------ Source records ------

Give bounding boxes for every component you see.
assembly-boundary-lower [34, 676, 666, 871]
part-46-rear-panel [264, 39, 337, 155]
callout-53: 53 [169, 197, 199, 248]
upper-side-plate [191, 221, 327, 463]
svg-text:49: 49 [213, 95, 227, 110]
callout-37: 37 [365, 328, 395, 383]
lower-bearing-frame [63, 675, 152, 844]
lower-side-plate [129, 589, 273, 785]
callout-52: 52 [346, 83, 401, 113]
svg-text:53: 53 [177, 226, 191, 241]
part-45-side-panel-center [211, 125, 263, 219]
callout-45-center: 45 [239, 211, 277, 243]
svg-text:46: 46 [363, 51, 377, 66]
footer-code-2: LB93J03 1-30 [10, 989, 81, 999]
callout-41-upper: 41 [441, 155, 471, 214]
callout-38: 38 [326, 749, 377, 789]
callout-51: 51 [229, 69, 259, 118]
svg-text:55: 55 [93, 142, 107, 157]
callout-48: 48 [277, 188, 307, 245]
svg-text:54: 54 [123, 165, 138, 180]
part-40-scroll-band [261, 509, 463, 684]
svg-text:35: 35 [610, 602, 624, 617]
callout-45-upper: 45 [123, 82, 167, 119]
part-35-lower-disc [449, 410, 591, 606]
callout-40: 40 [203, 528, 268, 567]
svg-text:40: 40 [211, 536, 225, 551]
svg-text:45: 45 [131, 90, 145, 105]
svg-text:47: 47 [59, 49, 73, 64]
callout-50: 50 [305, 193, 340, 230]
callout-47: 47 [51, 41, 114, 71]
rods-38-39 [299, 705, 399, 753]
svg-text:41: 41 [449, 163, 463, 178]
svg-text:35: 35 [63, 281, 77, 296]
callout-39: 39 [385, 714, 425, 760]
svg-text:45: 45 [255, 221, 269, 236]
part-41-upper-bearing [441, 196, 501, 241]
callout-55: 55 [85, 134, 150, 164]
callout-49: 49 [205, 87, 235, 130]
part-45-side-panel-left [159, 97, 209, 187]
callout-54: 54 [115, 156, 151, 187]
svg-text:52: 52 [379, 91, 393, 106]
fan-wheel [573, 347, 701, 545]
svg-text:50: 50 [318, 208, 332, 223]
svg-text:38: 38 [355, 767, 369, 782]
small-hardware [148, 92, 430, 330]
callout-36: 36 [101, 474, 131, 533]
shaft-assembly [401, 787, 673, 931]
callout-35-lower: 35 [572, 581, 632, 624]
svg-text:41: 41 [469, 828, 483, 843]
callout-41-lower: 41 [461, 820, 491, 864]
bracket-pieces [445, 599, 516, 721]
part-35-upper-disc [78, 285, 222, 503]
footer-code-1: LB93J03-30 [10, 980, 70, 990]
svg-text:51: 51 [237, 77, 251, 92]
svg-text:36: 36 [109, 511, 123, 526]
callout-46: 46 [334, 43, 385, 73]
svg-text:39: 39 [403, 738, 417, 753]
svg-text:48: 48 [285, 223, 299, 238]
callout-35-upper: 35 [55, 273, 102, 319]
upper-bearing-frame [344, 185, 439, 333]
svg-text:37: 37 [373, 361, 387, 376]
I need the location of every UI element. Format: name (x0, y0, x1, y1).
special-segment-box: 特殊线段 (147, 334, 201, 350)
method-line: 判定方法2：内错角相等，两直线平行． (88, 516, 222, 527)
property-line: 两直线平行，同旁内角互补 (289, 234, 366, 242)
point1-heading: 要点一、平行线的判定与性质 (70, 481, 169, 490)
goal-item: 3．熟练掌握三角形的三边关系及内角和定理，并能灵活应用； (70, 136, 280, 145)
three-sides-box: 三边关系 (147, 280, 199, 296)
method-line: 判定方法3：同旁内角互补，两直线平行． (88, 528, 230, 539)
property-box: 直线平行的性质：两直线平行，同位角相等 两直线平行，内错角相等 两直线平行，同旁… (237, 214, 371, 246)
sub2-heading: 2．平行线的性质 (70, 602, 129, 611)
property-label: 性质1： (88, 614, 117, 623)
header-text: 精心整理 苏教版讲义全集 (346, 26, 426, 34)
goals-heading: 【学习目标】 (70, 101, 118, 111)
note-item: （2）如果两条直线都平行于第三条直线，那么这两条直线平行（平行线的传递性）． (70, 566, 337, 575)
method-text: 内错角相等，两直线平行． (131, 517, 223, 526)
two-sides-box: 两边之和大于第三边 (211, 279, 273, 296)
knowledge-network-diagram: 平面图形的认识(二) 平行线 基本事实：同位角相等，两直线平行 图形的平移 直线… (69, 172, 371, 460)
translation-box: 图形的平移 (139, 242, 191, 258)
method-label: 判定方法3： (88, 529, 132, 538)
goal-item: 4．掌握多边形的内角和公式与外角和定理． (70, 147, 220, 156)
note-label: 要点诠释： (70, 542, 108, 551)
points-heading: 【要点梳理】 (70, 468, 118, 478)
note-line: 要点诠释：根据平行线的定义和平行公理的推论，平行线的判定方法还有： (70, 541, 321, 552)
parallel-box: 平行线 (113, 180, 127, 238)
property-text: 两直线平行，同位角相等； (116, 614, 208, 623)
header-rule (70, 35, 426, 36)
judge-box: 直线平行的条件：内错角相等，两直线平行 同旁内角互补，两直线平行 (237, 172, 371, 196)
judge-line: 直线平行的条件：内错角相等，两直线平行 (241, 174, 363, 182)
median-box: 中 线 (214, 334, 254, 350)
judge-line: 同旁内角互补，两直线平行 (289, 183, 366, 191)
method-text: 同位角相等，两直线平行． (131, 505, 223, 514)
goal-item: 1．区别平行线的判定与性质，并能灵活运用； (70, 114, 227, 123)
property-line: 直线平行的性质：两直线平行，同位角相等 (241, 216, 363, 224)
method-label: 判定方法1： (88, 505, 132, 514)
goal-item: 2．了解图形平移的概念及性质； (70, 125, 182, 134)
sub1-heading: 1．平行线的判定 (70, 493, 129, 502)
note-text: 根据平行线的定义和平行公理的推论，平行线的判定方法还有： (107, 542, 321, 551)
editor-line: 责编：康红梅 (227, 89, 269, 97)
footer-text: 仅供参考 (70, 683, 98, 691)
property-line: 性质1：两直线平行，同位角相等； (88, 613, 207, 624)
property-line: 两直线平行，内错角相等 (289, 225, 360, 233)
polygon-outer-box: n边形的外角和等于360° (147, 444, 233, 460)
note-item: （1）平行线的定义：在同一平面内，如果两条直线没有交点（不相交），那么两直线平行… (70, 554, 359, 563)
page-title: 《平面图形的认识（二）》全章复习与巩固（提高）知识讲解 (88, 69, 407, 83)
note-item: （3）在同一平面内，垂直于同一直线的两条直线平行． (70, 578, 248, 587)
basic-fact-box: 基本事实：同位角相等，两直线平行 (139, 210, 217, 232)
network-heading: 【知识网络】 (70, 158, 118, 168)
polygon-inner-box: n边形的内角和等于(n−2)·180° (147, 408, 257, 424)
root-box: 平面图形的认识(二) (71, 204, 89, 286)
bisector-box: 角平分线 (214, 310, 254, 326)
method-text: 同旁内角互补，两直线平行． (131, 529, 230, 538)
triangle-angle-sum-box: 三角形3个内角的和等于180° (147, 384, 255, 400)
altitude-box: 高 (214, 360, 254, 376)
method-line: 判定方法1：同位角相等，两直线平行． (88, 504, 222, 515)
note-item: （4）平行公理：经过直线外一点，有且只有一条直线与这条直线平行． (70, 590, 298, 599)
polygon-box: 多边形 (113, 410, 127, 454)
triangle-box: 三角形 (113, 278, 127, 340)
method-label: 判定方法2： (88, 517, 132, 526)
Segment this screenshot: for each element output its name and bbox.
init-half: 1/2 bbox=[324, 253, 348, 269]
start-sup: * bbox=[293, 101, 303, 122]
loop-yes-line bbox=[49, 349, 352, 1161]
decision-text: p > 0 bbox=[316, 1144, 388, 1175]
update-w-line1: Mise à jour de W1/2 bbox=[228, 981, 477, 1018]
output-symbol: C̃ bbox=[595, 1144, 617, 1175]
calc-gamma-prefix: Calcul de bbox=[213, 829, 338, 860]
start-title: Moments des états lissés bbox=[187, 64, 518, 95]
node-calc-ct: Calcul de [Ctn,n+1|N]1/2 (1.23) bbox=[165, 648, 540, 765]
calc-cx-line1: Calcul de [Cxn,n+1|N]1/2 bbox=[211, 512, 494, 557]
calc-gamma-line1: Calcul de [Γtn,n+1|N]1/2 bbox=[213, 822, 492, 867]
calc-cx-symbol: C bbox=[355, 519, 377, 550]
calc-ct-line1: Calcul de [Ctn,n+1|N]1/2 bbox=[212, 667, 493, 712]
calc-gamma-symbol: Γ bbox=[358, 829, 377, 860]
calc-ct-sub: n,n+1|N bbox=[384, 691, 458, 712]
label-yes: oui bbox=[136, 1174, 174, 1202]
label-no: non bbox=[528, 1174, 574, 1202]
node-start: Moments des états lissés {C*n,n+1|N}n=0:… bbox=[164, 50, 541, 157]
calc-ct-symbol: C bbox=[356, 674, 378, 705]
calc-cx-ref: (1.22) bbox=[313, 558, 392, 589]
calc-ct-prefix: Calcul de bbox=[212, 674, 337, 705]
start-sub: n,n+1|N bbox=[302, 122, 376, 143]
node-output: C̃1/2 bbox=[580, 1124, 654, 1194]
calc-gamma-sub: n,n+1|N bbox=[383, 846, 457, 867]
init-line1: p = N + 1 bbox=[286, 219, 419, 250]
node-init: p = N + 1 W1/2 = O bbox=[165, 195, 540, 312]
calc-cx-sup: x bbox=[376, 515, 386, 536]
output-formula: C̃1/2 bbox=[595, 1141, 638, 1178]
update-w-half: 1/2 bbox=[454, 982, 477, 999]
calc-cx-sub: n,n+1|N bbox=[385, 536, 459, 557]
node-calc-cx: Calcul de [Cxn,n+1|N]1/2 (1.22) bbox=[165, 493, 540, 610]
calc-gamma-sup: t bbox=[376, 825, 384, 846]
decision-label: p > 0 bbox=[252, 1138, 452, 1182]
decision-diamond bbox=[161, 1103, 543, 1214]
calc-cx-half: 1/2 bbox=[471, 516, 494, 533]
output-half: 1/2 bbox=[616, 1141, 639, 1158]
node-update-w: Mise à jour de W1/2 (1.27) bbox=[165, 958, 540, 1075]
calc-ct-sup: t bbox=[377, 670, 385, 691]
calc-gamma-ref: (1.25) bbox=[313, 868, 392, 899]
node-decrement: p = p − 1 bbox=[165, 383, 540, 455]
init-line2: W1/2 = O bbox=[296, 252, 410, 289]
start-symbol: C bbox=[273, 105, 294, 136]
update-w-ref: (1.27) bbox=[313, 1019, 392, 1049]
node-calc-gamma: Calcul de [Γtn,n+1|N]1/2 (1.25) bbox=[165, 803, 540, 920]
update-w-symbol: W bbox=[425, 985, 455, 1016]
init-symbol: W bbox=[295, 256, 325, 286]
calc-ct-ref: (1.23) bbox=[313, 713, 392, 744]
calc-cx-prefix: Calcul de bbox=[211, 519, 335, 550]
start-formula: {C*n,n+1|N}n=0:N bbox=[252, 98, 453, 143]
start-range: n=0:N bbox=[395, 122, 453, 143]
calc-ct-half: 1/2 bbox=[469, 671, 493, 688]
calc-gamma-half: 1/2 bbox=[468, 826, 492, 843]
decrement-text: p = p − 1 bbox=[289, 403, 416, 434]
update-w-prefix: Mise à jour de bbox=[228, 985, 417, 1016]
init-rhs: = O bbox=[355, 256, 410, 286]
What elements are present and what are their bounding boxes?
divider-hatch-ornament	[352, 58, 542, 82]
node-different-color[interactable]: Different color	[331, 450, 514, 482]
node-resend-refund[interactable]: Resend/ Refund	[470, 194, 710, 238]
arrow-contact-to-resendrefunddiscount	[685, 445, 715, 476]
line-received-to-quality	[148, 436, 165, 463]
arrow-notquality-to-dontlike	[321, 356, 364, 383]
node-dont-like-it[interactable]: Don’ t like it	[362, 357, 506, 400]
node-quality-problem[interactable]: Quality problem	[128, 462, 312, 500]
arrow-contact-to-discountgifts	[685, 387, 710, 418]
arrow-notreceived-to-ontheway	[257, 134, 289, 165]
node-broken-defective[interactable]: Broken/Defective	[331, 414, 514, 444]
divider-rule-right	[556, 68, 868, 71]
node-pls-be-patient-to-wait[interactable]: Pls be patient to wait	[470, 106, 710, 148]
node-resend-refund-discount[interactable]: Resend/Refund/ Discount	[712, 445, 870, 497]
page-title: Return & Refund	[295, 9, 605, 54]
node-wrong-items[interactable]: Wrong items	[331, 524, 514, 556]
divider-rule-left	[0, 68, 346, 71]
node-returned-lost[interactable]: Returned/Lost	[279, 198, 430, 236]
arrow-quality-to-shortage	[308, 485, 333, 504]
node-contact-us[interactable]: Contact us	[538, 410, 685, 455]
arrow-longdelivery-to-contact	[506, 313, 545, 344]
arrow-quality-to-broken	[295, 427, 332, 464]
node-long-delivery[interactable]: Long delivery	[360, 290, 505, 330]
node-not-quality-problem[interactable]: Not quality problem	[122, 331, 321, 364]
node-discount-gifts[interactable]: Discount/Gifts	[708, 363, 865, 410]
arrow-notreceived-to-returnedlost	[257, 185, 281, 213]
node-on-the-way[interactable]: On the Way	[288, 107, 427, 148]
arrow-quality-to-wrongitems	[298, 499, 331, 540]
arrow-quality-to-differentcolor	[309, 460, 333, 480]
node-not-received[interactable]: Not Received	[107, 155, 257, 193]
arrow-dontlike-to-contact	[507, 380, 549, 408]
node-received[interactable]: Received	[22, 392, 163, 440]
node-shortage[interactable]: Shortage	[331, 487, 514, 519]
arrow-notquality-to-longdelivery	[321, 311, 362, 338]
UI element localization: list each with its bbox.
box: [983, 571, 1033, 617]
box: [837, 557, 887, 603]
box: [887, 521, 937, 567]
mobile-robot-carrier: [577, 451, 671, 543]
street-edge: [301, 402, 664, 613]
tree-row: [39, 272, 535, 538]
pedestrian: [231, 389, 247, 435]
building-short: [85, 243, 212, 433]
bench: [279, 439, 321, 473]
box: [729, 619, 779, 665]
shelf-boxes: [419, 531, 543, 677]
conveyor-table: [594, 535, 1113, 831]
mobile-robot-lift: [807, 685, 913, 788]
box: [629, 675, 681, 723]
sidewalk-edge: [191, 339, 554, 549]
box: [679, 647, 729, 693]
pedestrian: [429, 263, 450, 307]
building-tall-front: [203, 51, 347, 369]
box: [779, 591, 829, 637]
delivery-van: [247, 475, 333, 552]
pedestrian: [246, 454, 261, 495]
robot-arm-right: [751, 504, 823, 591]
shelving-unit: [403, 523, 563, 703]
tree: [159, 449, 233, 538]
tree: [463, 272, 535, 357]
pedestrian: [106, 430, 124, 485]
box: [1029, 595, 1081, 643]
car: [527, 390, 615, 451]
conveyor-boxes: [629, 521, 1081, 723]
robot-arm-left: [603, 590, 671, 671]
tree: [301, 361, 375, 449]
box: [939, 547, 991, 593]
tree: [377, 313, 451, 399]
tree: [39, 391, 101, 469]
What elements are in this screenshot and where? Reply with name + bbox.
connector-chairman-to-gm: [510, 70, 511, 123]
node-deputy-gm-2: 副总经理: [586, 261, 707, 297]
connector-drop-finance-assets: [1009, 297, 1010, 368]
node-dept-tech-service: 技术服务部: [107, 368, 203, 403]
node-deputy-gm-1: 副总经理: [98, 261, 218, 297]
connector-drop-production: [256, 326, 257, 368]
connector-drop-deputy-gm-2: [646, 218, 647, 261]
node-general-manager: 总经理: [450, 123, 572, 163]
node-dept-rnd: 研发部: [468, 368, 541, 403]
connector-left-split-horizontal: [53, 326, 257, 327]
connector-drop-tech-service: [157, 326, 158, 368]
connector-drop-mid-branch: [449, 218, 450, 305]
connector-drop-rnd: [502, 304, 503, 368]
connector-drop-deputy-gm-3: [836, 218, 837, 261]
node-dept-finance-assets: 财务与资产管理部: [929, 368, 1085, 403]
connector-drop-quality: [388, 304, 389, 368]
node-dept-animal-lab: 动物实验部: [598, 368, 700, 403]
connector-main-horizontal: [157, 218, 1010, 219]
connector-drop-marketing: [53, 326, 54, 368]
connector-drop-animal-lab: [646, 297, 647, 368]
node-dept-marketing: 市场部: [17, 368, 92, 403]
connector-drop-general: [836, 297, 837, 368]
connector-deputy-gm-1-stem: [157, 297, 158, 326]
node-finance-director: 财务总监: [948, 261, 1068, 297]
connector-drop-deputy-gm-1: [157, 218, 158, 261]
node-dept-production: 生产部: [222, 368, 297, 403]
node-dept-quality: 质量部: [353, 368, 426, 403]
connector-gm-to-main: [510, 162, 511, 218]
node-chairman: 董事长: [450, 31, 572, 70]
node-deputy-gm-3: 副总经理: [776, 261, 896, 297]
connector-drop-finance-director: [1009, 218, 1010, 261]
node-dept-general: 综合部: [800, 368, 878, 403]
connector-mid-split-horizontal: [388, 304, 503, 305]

------

## [Prompt]
Could you write out the data from its first line down through the line containing "callout-52: 52 [346, 83, 401, 113]", both included?

## [Finished answer]
Give bounding boxes for every component you see.
assembly-boundary-lower [34, 676, 666, 871]
part-46-rear-panel [264, 39, 337, 155]
callout-53: 53 [169, 197, 199, 248]
upper-side-plate [191, 221, 327, 463]
svg-text:49: 49 [213, 95, 227, 110]
callout-37: 37 [365, 328, 395, 383]
lower-bearing-frame [63, 675, 152, 844]
lower-side-plate [129, 589, 273, 785]
callout-52: 52 [346, 83, 401, 113]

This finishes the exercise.